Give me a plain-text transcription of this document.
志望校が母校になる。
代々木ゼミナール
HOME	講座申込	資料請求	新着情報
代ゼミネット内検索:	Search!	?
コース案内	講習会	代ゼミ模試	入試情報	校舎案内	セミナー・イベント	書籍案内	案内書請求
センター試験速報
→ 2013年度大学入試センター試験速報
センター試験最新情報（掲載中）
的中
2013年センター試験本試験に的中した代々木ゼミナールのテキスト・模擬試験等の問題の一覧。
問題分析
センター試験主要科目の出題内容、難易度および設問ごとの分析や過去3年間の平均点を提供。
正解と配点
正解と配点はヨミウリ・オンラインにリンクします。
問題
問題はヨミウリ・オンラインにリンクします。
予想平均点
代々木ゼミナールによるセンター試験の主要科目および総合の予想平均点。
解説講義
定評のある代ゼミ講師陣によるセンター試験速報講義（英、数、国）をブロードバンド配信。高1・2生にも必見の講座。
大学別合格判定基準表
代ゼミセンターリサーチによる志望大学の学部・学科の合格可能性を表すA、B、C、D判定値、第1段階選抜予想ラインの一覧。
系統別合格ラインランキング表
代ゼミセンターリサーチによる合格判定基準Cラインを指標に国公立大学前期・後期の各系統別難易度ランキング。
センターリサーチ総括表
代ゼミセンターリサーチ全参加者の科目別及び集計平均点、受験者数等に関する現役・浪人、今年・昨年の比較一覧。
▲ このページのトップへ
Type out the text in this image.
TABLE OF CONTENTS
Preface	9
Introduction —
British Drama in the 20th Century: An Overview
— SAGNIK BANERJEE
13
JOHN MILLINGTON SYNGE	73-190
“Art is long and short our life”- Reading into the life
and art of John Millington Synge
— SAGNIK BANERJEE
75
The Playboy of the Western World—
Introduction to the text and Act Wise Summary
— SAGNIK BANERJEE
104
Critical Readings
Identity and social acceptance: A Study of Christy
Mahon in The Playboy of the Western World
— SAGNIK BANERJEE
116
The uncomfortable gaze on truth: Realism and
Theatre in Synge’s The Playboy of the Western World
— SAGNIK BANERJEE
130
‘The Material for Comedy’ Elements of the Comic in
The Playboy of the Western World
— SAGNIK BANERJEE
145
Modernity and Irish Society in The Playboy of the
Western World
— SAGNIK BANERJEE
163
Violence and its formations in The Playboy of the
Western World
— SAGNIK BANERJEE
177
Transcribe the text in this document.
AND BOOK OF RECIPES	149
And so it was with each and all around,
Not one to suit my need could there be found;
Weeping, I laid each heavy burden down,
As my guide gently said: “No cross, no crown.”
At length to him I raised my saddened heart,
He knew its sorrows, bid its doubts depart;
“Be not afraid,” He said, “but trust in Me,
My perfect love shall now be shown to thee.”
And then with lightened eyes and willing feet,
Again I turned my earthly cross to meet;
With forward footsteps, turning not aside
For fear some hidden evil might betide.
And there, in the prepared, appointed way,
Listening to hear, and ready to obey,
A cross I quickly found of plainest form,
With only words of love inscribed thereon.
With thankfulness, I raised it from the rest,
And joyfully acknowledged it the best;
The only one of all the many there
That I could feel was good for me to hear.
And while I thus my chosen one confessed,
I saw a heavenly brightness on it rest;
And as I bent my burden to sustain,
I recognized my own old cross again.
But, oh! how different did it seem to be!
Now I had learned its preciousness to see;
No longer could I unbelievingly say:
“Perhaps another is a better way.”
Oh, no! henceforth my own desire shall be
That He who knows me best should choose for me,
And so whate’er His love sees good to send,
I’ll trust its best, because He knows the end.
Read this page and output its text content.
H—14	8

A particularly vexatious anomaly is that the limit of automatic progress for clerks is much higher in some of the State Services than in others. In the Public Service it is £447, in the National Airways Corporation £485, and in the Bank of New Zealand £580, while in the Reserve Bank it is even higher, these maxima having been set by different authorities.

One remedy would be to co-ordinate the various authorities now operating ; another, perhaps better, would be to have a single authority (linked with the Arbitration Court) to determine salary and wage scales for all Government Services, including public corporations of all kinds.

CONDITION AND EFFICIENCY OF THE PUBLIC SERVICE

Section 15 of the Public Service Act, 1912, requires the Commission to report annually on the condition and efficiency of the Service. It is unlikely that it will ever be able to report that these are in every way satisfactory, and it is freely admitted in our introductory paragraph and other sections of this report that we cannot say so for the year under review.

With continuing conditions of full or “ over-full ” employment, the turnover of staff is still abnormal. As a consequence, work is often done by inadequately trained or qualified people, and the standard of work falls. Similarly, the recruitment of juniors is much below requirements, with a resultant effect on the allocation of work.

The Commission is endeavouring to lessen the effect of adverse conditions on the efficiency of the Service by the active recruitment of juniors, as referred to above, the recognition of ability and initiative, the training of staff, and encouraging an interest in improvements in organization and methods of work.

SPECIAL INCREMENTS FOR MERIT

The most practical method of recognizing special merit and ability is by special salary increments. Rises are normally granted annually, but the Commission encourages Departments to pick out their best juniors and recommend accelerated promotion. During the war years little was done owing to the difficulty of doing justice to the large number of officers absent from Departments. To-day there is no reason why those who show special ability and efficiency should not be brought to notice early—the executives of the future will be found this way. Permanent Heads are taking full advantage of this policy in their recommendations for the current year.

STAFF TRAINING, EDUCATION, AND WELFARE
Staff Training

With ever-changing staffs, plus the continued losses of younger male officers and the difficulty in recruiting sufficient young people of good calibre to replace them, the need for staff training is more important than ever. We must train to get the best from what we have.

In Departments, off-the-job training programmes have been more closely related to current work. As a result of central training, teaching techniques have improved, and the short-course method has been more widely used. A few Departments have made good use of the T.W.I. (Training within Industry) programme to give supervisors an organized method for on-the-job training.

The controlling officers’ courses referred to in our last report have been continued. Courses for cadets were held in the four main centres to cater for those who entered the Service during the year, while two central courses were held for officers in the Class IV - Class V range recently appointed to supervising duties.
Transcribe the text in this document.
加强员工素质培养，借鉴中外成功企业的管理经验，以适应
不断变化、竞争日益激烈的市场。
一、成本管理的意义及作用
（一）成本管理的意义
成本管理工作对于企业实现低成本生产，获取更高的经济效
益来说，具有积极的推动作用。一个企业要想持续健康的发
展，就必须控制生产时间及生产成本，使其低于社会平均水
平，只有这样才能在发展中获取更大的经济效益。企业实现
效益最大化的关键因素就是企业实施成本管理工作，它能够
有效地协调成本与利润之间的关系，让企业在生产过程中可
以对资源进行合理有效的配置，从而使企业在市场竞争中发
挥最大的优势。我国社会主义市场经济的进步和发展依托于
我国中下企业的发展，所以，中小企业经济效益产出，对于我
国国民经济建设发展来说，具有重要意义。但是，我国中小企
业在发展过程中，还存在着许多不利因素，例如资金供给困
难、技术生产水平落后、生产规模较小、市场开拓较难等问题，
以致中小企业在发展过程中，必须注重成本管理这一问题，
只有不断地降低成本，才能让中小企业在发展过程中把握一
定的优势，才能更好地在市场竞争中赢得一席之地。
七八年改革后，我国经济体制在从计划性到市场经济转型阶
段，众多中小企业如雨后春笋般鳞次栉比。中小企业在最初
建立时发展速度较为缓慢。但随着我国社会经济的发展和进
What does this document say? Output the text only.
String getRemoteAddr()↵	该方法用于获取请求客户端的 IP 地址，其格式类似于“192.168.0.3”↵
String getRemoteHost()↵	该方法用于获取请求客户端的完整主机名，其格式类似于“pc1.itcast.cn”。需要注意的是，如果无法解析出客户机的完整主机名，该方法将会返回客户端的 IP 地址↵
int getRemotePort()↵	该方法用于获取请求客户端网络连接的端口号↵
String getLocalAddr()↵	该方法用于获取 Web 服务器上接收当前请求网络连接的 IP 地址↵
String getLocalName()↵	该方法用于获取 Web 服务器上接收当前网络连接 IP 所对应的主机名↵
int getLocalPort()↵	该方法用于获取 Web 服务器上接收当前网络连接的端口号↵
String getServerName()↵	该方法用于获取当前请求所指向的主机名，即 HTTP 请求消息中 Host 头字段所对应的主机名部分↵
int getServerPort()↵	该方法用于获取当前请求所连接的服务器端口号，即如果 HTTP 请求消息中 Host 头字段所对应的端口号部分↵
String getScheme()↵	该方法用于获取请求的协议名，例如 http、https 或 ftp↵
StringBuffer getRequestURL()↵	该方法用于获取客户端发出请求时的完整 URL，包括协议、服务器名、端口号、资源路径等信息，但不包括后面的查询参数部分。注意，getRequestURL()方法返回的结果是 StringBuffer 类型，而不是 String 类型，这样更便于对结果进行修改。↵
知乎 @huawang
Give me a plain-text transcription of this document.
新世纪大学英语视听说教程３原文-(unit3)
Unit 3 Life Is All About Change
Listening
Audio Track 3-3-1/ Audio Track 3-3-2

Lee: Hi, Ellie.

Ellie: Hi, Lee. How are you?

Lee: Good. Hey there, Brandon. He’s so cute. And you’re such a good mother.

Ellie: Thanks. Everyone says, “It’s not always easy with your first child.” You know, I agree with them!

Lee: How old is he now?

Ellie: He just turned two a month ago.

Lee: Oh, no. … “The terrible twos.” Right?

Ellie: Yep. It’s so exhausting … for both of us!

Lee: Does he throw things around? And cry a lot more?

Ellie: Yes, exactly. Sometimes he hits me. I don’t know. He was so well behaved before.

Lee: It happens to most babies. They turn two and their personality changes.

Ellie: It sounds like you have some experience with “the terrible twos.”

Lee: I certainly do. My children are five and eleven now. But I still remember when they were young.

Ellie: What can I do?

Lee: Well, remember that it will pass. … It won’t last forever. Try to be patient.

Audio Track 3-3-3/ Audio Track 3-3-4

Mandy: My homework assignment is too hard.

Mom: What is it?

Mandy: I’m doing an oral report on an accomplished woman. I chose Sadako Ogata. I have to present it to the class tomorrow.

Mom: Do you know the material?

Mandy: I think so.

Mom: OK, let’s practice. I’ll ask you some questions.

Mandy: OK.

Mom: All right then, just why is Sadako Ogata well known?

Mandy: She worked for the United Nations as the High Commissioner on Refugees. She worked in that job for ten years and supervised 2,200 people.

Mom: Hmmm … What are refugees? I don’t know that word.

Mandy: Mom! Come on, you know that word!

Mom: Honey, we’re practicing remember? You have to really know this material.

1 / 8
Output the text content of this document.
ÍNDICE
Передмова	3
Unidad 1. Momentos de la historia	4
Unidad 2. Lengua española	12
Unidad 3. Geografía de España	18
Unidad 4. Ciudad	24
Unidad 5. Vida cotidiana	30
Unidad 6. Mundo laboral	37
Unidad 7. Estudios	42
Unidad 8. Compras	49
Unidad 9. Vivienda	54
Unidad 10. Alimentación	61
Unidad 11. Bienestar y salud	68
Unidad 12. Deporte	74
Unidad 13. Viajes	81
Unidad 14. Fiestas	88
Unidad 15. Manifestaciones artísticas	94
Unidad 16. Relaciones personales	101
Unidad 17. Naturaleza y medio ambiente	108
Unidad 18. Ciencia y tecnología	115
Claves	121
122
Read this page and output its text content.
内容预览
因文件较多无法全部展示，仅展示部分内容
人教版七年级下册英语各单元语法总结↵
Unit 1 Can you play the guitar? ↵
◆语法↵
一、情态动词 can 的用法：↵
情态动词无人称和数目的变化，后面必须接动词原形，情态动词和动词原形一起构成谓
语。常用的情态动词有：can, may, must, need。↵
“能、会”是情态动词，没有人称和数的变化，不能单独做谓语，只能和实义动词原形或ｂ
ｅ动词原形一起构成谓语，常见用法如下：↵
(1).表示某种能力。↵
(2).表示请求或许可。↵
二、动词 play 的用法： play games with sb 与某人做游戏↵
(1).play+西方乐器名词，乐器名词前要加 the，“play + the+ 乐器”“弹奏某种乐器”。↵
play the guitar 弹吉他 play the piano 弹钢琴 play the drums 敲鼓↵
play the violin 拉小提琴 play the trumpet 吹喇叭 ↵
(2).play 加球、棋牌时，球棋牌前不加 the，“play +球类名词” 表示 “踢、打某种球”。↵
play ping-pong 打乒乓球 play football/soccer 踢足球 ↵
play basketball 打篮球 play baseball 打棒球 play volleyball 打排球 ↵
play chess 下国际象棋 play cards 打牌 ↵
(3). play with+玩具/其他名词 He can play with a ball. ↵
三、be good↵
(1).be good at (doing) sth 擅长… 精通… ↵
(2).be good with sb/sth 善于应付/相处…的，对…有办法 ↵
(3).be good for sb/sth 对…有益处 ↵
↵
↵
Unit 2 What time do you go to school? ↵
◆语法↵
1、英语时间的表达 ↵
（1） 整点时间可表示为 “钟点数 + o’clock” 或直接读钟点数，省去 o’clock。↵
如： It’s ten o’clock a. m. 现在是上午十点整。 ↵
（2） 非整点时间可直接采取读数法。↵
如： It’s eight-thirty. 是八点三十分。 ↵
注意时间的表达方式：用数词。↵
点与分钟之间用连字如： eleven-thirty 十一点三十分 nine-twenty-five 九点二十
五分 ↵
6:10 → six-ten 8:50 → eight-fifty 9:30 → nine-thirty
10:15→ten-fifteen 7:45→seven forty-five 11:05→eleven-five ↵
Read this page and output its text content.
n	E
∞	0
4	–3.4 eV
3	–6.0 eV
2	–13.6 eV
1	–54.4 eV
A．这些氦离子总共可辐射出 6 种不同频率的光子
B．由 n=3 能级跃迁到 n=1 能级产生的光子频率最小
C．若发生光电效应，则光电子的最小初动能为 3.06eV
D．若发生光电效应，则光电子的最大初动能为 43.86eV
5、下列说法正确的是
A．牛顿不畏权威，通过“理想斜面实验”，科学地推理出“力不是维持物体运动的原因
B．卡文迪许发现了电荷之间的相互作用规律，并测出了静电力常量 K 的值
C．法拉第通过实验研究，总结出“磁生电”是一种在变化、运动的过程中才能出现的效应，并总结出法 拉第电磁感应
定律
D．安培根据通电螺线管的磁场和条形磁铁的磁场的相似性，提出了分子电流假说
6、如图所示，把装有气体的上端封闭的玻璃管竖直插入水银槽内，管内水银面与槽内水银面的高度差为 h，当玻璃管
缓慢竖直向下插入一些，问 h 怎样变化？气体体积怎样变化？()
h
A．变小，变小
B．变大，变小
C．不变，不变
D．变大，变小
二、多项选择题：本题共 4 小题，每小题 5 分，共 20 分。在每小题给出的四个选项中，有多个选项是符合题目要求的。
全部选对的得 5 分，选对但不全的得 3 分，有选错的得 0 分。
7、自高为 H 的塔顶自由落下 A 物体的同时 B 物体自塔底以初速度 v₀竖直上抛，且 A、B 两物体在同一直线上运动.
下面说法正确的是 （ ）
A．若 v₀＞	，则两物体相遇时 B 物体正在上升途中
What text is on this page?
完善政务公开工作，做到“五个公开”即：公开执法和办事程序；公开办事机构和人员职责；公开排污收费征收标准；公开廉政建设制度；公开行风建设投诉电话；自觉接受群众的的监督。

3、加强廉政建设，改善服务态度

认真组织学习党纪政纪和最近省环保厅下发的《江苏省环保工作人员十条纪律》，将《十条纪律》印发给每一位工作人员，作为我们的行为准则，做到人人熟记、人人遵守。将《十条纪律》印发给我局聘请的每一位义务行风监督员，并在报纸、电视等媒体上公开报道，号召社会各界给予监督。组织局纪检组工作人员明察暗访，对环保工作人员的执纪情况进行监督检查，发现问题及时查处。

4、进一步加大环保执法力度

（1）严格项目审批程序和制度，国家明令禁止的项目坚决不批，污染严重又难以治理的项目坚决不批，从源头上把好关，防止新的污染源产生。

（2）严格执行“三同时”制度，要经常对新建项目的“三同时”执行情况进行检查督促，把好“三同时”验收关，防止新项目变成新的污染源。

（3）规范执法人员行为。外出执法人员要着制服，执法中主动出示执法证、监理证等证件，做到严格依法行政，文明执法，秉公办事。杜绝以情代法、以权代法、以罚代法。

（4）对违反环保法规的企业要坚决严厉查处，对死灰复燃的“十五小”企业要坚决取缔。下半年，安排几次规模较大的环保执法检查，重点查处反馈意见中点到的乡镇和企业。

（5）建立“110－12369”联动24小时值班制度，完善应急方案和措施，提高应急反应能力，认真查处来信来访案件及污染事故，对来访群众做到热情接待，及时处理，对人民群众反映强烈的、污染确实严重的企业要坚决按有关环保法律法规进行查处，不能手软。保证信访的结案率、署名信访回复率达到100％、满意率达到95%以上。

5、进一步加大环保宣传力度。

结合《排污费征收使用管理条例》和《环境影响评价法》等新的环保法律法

Exercise brief –
Filter for "Listening". Return all lines that hold it.

Reply to the exercise –
Listening to hear, and ready to obey,
Listening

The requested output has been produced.